= EXERCISE OBJECTIVE =
From the HyPER dataset tutorial below, set down the passage between "Each final state" and "in such case.", inclusive, without altering a single character.

Build Your Own Dataset

In high energy physics, commonly, data is stored in a *.root file. In this tutorial, you will learn the dataset structure of HyPER and we will show you how to build your own GraphDataset from *.root files. We are going to use semi-leptonic ttbar events as an example for this tutorial.

Dataset Structure

HyPER uses HDF5 to store data, it contains two data groups: INPUTS and LABELS. The structure of our dataset is as follows:

|- INPUTS           |- LABELS
|--- JET            |--- JET
|--- LEPTON         |--- LEPTON
|--- MET            |--- MET
|--- GLOBAL

The INPUTS datasets JET, LEPTON and MET have same size along dim=1, and contain the "features" of these objects. The GLOBAL dataset stores event-wise information.

Each final state (here MET is used as an approximation for the neutrino) is assigned an integer, stored in the corresponding dataset in LABELS. This integer can be used in the dataset config file to determine the (hyper)edges to reconstruct.

Note

Some features are only available for certain objects, such as "charge" for leptons (not jets), "btag" for jets (not leptons). We recommend the use of 0 as a placeholder for the missing features in such case.

Each HDF5 dataset has a corresponding configuration file config.yaml, placed on the directory above the dataset, which tells HyPER how to interpretate the data:

input:
  padding: 24 #20 jets + 3 leptons + 1 MET
  nodes: # of form {Node type: enum}. Lists each object as defined in the "INPUTS" group of the h5 files, with an enum which the user can define
    JET: 1
    LEPTON: 2
    MET: 3
  node_features: # Ordered list of node features
    - e
    - eta
    - phi 
    - pt 
    - btag
    - charge
    - id
  node_transforms: # Corresponding list of transformations to the node features
    - torch.log(x)
    - x
    - x
    - torch.log(x)
    - x
    - x
    - x
  edge_features: # List of edge features from a pre-defined list of edge features which HyPER can construct
    - delta_eta
    - delta_phi
    - delta_R
    - M2
  global_features: # Global feature list
    - njet
    - nbJet_90
    - nbJet_85
    - nbJet_77
    - nbJet_70
    - nbJet_65
  global_transforms: # Corresponding list of transformations to the global data
    - x/6
    - x/2
    - x/2
    - x/2
    - x/2
    - x/2
  pre_transform: True # Boolean whether to transform the features before saving the dataset PyG object to file

target: 
# Nodes are of the form [particle_enum - matching index]. particle_enum corresponds to the values of the nodes field above. 
  edge:
    w1: ['2-1','3-1'] #Leptonic W
    w2: ['1-3','1-4'] #Hadronic W
  hyperedge: 
    t1: ['1-1','2-1','3-1'] #Leptonic top
    t2: ['1-2','1-3','1-4'] #Hadronic top

The structure of the directories should be the following:

|- config.yaml          
|- raw
|--- yourDataset.h5            
|- processed

where the processed directory will contain the tensor prebuilt before the training/evaluation and the raw directory contains all your HDF5 datasets.

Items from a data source
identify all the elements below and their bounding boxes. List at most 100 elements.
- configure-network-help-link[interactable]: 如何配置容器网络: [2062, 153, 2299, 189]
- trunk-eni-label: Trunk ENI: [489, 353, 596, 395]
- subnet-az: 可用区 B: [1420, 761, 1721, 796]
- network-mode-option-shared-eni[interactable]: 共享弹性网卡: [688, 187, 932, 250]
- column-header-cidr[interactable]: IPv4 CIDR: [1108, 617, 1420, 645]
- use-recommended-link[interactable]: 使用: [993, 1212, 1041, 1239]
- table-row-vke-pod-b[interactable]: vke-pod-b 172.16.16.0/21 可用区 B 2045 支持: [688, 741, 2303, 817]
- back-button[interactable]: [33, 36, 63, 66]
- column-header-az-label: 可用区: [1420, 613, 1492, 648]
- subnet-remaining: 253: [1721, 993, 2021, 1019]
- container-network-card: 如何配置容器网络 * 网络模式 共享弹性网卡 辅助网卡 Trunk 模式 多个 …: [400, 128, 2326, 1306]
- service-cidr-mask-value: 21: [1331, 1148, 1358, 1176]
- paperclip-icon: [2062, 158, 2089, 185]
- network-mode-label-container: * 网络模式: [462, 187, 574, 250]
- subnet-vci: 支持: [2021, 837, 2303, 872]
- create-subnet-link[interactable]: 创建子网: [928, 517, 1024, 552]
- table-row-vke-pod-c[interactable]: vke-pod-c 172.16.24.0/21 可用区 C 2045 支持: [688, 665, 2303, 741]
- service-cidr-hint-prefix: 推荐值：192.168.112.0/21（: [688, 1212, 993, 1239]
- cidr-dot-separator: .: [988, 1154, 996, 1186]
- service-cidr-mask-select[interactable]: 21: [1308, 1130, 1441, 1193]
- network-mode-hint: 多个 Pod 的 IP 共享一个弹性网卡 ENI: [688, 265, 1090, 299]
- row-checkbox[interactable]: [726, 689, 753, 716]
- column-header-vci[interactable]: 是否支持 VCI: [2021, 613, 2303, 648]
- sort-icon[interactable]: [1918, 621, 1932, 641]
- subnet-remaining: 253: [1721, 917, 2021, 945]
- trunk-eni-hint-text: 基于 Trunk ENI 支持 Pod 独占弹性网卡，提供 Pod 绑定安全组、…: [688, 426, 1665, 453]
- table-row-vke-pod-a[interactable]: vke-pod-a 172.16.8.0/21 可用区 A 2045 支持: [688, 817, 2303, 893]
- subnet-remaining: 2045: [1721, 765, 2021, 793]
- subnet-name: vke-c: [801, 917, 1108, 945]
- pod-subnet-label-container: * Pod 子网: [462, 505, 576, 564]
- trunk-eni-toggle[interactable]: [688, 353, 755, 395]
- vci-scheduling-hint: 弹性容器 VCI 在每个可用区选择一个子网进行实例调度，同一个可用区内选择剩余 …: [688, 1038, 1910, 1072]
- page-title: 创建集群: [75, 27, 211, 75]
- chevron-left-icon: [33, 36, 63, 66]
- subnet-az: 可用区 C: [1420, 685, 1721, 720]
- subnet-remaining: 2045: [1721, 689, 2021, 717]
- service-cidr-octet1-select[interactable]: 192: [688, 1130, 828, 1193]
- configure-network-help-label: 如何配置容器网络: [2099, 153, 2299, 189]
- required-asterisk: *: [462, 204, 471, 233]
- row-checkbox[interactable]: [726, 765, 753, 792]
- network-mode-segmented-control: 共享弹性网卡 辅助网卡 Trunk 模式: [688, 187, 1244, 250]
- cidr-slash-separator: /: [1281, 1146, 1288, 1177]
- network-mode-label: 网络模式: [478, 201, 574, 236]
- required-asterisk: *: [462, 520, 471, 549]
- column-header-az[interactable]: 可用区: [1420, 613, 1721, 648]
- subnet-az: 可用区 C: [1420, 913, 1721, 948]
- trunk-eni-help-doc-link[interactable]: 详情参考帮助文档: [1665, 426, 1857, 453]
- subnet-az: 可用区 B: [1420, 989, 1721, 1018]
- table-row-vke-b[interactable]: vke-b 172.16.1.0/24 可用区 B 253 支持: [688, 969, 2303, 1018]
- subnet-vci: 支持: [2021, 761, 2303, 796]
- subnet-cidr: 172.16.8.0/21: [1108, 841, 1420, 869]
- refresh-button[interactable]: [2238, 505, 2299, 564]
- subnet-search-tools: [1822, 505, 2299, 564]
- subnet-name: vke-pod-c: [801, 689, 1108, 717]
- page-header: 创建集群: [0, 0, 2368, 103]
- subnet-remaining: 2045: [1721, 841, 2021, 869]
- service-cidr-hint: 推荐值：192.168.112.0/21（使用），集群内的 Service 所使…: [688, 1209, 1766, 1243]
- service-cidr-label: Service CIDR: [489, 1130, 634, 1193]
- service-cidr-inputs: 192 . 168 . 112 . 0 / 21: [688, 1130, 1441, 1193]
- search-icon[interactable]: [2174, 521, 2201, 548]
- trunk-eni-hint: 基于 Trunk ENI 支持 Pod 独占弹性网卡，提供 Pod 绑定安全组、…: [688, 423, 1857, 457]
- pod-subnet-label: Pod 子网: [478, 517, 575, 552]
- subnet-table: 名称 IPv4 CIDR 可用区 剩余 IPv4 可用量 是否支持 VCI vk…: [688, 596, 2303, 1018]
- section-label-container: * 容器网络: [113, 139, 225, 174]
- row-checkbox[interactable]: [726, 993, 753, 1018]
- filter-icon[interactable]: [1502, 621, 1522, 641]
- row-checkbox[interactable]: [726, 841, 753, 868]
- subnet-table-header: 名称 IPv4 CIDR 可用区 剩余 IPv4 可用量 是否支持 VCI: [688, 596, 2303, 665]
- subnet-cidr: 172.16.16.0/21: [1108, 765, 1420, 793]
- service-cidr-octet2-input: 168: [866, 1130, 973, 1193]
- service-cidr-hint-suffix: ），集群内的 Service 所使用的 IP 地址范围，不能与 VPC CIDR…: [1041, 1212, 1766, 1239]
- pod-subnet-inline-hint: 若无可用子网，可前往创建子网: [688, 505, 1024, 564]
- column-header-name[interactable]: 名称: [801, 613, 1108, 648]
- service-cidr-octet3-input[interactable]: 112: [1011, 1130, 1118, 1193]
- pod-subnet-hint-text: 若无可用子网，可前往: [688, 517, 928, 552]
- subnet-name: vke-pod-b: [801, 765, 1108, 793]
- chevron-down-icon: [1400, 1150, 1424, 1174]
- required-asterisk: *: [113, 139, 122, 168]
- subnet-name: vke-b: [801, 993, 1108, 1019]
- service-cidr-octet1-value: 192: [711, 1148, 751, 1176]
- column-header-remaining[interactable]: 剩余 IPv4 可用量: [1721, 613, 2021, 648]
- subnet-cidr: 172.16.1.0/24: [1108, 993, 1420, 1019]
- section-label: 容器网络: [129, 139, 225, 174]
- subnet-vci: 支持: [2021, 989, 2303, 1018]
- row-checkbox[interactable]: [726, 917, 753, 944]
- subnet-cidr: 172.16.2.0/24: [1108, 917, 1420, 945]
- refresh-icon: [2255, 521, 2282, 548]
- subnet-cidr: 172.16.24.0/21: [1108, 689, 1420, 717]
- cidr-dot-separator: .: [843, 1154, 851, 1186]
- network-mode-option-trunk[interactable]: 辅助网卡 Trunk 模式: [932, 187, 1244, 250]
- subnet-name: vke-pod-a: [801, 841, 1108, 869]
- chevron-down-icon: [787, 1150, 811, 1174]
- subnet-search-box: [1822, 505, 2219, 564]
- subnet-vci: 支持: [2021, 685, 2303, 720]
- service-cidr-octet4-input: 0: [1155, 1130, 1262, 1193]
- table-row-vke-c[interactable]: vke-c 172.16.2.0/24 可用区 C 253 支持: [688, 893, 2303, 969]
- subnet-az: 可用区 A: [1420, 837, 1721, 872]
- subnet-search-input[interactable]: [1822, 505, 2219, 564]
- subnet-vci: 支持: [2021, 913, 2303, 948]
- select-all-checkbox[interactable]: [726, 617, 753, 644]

= TASK RESPONSE =
Each final state (here MET is used as an approximation for the neutrino) is assigned an integer, stored in the corresponding dataset in LABELS. This integer can be used in the dataset config file to determine the (hyper)edges to reconstruct.

Note

Some features are only available for certain objects, such as "charge" for leptons (not jets), "btag" for jets (not leptons). We recommend the use of 0 as a placeholder for the missing features in such case.